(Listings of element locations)
○ ○ ○
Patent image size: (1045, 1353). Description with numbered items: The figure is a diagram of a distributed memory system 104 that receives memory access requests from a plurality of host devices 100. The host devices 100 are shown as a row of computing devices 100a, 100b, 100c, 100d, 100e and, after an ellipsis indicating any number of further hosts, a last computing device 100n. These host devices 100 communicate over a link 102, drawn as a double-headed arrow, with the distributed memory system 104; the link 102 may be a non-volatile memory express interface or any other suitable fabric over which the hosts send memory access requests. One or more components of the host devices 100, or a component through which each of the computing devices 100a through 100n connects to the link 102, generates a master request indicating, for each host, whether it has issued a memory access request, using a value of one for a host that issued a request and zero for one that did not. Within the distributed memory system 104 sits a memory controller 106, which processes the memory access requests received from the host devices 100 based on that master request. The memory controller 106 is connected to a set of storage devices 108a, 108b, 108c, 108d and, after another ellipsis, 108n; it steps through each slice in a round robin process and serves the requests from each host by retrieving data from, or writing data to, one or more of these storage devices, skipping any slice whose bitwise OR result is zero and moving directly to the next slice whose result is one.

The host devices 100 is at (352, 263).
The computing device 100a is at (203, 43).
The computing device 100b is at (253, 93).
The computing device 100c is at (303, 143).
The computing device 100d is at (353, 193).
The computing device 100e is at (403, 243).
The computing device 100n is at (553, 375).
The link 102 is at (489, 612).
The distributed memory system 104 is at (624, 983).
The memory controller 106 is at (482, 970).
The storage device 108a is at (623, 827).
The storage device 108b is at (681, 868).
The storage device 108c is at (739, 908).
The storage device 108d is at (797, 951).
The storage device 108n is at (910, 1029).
○ ○ ○
TO DO: Count the lines in the items above that contain the string "devices". Case counts, so capital and small letters must match. Give only the number.

THE SOLUTION: 2